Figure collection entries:
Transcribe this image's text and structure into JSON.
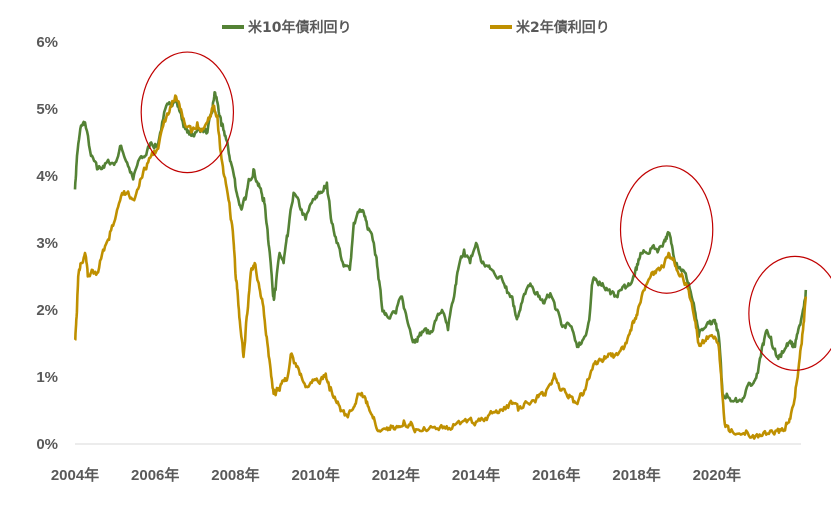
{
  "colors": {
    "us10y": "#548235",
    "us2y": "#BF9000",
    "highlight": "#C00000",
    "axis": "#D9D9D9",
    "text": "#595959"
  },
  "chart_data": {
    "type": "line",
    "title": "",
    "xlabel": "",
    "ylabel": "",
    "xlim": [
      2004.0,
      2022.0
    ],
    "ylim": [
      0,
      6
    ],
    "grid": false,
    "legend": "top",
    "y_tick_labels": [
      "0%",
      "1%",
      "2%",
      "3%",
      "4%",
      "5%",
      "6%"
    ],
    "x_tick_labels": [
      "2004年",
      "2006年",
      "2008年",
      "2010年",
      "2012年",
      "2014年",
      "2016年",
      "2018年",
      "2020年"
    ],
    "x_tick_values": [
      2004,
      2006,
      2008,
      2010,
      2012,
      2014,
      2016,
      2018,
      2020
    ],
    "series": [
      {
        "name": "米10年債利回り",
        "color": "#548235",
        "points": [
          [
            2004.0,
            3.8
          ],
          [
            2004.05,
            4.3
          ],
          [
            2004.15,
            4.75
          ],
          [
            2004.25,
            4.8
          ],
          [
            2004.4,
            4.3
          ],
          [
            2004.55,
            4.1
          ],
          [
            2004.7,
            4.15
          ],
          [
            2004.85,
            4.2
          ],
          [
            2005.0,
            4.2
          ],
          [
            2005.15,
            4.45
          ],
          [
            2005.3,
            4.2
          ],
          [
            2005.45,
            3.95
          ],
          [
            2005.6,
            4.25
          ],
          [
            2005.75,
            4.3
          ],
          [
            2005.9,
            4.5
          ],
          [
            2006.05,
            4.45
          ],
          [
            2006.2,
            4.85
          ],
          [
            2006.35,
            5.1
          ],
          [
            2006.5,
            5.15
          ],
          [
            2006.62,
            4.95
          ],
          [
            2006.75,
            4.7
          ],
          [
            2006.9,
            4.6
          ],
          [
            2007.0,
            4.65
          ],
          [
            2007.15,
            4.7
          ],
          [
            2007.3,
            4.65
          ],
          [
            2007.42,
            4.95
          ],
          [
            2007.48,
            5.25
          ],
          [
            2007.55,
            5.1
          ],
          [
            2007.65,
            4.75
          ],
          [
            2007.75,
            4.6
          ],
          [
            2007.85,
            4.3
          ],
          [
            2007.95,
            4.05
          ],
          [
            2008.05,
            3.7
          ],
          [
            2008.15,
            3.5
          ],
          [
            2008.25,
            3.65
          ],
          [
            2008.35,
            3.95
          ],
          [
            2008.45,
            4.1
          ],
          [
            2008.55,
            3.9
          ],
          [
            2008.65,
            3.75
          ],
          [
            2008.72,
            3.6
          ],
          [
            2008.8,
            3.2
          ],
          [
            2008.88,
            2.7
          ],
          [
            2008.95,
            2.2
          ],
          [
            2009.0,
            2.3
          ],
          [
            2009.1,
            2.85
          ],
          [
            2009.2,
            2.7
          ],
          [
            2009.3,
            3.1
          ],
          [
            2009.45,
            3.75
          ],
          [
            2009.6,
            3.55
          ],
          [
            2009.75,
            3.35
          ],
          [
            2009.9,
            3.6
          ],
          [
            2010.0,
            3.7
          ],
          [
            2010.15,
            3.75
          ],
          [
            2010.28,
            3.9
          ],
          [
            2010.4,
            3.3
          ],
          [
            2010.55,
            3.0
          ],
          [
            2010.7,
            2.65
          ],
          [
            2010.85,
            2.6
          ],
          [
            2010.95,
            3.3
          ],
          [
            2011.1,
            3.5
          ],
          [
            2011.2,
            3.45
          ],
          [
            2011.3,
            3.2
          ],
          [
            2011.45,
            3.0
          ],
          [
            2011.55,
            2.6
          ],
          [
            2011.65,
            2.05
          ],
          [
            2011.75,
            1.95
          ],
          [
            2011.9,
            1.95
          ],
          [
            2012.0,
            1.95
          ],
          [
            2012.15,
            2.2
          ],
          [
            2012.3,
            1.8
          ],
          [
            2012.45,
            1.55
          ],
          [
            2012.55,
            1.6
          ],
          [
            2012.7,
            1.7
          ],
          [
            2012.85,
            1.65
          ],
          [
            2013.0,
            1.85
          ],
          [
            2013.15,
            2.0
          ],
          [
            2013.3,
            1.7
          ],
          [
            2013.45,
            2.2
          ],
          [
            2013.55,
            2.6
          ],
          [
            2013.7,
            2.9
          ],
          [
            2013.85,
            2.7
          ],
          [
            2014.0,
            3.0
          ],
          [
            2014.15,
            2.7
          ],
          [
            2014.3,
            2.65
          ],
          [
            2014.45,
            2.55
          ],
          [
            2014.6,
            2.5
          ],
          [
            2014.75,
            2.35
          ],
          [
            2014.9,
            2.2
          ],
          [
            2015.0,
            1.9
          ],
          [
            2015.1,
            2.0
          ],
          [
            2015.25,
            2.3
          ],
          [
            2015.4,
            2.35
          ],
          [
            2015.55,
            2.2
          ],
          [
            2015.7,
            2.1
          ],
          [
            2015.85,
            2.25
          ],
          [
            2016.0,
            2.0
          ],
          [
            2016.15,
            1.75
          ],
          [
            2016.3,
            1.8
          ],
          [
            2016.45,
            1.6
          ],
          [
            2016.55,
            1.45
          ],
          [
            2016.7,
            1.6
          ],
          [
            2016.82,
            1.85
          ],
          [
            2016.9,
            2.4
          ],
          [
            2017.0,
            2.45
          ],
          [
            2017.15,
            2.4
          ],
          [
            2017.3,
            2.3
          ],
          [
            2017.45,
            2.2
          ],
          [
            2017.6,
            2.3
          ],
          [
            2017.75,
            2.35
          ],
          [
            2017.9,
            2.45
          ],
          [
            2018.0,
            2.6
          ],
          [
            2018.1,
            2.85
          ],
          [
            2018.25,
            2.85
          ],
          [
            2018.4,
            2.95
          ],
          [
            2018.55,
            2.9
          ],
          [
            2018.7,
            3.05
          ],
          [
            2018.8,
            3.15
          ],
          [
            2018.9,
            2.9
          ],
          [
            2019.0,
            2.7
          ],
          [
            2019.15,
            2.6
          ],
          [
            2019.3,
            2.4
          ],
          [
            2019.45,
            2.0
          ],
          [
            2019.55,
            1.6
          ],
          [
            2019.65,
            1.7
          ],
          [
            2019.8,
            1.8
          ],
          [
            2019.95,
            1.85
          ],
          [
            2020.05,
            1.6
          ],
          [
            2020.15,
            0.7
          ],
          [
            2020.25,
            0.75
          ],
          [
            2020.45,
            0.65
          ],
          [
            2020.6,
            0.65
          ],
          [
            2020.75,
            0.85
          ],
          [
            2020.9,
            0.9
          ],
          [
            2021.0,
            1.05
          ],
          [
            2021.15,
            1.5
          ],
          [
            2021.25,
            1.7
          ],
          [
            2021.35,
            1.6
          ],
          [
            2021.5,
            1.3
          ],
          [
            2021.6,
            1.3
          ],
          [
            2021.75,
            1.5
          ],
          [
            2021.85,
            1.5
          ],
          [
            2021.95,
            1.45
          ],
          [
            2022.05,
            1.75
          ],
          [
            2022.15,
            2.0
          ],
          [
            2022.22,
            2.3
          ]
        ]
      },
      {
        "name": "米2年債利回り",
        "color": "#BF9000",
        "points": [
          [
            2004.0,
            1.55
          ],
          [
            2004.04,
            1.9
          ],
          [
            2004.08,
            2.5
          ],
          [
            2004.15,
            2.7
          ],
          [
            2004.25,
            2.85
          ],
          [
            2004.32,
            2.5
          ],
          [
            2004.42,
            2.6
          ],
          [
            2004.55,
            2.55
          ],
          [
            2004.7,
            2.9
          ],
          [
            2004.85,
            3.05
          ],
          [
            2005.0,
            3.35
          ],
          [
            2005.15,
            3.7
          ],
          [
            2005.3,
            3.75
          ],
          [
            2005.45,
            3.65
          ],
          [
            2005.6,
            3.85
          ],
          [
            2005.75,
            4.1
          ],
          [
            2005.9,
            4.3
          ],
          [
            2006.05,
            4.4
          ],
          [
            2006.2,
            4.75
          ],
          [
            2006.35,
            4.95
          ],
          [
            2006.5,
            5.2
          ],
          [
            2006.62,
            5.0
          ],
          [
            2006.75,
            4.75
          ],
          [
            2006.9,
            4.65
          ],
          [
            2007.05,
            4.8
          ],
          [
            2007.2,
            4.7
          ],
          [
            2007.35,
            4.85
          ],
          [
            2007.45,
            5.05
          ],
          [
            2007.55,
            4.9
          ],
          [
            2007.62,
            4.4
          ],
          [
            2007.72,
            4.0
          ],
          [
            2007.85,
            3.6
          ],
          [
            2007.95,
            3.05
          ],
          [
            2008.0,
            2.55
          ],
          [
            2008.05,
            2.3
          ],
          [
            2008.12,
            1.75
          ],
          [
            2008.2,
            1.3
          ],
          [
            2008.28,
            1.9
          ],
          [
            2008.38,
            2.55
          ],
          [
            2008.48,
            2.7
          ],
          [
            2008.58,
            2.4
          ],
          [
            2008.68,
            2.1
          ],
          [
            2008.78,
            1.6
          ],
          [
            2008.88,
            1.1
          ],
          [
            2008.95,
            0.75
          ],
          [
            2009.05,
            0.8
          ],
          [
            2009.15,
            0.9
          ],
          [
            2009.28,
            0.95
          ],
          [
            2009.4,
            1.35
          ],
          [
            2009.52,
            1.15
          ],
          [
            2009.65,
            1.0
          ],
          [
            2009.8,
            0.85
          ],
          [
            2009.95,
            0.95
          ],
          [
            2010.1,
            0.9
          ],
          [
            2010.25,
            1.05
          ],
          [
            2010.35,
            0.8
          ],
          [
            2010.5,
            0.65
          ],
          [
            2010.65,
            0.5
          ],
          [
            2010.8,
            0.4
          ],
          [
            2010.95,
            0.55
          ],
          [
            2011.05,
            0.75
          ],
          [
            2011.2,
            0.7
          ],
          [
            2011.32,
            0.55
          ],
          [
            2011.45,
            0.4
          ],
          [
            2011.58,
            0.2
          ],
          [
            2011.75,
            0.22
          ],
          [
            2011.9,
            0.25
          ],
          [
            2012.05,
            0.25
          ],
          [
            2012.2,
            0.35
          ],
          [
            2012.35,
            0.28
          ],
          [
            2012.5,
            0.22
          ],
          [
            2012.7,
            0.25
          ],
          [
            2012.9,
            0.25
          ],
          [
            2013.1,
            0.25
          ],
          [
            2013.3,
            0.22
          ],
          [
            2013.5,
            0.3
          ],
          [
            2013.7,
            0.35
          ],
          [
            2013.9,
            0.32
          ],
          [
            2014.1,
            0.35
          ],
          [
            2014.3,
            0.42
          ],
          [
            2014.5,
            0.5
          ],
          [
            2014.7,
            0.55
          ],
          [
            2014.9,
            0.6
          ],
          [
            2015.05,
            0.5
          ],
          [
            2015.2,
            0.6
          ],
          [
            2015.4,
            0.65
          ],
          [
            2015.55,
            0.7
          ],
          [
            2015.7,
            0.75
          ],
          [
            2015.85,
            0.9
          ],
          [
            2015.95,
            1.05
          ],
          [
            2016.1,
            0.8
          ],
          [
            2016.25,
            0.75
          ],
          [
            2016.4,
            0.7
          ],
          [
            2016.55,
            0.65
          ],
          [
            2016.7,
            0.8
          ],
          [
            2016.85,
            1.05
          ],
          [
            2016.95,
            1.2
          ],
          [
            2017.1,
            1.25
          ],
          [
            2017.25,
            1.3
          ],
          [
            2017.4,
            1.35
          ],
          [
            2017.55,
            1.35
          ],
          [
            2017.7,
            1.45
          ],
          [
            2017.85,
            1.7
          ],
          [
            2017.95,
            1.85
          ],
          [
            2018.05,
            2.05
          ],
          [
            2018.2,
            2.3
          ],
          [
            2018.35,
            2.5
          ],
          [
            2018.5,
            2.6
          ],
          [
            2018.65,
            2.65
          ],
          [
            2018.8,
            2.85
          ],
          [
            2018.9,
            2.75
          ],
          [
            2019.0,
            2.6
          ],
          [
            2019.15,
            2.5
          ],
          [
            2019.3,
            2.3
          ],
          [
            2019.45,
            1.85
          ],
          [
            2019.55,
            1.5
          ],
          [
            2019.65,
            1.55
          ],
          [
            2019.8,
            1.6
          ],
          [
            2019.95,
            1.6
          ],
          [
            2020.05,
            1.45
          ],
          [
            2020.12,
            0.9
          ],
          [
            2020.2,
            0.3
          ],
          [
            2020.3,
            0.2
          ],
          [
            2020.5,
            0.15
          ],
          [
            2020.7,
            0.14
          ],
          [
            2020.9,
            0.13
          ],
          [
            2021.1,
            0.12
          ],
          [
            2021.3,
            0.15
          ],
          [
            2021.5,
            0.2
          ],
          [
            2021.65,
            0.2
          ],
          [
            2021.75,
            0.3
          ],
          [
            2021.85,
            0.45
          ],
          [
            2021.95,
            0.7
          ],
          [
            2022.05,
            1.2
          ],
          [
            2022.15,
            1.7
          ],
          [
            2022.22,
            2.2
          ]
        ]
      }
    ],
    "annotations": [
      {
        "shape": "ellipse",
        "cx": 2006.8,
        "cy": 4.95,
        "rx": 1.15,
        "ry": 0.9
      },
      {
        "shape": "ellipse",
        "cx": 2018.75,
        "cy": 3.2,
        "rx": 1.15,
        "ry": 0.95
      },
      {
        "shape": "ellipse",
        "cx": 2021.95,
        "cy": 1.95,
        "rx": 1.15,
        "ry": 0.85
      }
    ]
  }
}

- GOAL OF THE EXERCISE: Find all lines where the word "text" appears. Copy them.

- CORRECT RESULT:
Transcribe this image's text and structure into JSON.
    "text": "#595959"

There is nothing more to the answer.